Show every line where "Inês" occurs.

Stored data

————

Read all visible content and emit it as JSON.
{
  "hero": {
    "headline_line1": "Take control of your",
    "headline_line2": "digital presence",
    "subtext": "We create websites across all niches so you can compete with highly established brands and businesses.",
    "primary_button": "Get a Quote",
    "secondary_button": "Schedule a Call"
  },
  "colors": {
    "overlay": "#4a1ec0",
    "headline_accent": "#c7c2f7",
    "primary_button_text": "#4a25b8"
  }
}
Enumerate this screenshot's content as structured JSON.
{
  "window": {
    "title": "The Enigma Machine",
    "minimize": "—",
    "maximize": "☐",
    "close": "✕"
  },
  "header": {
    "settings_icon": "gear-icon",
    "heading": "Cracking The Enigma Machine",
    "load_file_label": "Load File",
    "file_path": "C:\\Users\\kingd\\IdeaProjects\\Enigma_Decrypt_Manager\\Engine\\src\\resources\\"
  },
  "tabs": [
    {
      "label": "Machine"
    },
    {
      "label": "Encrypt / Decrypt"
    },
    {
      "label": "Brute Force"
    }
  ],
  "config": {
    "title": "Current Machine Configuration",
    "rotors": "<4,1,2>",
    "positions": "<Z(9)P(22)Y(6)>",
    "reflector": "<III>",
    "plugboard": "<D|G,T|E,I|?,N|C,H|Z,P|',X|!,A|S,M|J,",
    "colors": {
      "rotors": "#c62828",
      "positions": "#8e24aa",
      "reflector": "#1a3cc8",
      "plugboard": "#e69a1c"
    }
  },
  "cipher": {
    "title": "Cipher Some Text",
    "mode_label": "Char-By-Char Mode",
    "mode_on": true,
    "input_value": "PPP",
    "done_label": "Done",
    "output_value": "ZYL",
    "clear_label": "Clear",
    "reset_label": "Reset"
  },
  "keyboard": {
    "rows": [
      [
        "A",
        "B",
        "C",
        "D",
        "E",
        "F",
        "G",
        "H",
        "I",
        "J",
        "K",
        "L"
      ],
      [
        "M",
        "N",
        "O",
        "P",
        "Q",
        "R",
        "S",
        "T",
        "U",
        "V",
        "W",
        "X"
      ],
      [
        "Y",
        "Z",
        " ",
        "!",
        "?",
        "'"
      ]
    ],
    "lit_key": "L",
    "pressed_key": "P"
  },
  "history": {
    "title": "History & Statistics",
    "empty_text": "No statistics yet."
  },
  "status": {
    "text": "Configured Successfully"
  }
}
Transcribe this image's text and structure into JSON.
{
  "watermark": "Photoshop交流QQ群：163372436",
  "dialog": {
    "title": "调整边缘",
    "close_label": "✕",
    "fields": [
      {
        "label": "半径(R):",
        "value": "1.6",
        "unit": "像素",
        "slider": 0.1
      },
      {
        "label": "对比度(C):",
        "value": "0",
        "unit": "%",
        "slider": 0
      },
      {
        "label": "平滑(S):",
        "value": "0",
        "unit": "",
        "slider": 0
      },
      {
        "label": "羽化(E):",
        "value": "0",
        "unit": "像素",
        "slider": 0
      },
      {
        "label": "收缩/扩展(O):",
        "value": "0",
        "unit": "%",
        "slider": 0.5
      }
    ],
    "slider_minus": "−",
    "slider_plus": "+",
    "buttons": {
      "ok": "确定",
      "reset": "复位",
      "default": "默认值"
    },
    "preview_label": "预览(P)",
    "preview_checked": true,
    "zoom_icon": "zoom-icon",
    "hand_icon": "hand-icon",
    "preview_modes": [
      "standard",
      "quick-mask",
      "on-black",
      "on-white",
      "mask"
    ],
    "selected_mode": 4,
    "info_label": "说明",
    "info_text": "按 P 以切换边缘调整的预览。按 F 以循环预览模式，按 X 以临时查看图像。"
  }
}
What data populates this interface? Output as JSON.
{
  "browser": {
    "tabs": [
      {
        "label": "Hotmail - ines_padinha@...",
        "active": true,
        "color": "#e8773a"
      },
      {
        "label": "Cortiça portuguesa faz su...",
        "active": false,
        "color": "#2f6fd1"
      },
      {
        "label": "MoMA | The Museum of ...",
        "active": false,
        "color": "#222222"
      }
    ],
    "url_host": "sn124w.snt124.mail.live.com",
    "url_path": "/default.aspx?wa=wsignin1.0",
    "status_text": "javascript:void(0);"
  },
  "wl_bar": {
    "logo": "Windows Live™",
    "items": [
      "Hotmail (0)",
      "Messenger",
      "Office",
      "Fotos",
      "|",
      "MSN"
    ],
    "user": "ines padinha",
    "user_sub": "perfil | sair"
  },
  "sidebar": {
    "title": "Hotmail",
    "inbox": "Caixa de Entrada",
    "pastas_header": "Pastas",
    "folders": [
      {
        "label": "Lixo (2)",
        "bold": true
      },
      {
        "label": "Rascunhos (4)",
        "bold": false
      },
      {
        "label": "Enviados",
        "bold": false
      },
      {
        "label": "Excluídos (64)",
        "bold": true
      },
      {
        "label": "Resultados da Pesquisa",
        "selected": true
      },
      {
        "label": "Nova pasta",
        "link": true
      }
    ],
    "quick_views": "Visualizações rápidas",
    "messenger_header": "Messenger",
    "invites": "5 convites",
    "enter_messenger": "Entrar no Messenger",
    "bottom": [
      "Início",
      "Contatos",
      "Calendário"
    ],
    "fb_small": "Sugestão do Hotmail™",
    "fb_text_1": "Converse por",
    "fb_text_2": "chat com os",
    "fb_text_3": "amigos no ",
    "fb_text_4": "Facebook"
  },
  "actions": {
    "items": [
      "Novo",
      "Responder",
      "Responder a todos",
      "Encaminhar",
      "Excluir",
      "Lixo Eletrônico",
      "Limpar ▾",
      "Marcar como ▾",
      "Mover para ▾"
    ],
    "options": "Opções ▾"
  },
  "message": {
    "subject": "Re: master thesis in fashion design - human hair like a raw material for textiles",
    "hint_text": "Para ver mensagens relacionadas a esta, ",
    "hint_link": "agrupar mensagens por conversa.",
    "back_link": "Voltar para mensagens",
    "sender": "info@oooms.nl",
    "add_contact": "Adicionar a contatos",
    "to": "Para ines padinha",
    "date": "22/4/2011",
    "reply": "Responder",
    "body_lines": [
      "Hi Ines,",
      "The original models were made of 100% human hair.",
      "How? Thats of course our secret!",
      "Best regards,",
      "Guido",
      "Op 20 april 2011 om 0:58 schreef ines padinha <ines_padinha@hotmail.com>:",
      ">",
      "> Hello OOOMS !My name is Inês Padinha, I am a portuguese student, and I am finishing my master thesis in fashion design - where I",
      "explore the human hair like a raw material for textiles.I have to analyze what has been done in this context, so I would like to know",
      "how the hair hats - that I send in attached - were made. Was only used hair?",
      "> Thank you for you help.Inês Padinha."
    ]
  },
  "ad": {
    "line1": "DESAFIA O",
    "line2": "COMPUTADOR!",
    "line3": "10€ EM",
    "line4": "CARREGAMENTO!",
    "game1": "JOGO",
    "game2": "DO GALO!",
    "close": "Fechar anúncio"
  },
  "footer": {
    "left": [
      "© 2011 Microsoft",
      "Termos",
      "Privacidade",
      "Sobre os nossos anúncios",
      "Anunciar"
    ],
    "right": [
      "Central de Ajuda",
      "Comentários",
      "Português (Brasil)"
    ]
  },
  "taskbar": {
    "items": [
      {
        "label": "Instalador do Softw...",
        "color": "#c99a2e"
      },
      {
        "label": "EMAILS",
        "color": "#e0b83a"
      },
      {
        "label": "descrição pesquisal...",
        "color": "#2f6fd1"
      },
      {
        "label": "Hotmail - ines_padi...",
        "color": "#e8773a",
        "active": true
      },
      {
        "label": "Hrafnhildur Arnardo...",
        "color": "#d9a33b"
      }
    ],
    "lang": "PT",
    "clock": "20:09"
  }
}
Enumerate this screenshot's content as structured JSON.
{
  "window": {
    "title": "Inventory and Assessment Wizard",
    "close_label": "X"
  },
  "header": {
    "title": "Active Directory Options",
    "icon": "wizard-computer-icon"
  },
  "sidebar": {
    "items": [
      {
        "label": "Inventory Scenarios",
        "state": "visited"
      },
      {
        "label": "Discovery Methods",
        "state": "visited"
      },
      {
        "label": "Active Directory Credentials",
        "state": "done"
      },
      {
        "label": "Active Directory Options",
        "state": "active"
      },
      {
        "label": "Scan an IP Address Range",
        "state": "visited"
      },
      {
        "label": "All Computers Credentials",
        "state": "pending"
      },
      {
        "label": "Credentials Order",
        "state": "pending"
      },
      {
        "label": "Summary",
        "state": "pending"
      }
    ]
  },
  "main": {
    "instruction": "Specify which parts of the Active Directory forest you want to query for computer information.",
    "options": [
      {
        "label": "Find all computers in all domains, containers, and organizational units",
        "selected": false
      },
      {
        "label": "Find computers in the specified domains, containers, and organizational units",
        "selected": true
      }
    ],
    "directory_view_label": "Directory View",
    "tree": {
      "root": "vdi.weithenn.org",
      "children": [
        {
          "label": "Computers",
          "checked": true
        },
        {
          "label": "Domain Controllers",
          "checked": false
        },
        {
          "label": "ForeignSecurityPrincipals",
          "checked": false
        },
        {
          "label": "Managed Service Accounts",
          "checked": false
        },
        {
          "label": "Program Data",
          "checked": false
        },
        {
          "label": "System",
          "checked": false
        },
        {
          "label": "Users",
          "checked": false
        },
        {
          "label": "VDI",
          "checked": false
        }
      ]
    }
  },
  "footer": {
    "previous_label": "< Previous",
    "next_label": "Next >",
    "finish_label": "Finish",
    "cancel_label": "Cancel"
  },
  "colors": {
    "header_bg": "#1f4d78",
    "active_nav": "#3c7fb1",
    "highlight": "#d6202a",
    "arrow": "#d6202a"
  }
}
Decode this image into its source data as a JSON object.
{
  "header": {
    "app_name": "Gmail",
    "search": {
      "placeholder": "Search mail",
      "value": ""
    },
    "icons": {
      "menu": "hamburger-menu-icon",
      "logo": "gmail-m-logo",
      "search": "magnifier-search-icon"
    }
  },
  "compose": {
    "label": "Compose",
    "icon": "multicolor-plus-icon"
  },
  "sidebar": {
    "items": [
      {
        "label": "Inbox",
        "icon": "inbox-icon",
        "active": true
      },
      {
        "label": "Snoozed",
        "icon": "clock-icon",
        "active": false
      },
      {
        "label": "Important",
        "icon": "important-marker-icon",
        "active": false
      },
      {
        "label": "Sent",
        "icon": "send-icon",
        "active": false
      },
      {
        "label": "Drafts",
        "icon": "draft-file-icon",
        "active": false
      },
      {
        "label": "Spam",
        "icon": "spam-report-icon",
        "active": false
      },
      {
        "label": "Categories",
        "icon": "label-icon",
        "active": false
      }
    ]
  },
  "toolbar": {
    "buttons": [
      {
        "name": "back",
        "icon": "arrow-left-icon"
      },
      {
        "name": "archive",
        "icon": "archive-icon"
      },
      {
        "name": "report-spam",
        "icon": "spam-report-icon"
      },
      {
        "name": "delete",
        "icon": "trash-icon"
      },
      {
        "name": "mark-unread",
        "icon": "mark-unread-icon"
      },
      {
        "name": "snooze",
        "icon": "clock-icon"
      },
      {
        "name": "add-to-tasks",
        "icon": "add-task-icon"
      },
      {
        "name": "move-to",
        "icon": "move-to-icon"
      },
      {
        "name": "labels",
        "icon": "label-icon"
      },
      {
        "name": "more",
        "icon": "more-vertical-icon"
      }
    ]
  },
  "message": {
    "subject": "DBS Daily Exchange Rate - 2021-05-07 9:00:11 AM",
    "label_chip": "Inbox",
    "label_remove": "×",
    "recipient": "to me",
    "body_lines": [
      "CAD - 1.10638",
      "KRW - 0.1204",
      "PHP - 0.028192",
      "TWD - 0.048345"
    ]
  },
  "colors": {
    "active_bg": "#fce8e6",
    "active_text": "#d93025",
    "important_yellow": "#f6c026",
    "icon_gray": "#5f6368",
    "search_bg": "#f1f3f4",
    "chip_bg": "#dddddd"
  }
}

————

▸ **RESULT FOR THIS EXERCISE**:
      "> Hello OOOMS !My name is Inês Padinha, I am a portuguese student, and I am finishing my master thesis in fashion design - where I",
      "> Thank you for you help.Inês Padinha."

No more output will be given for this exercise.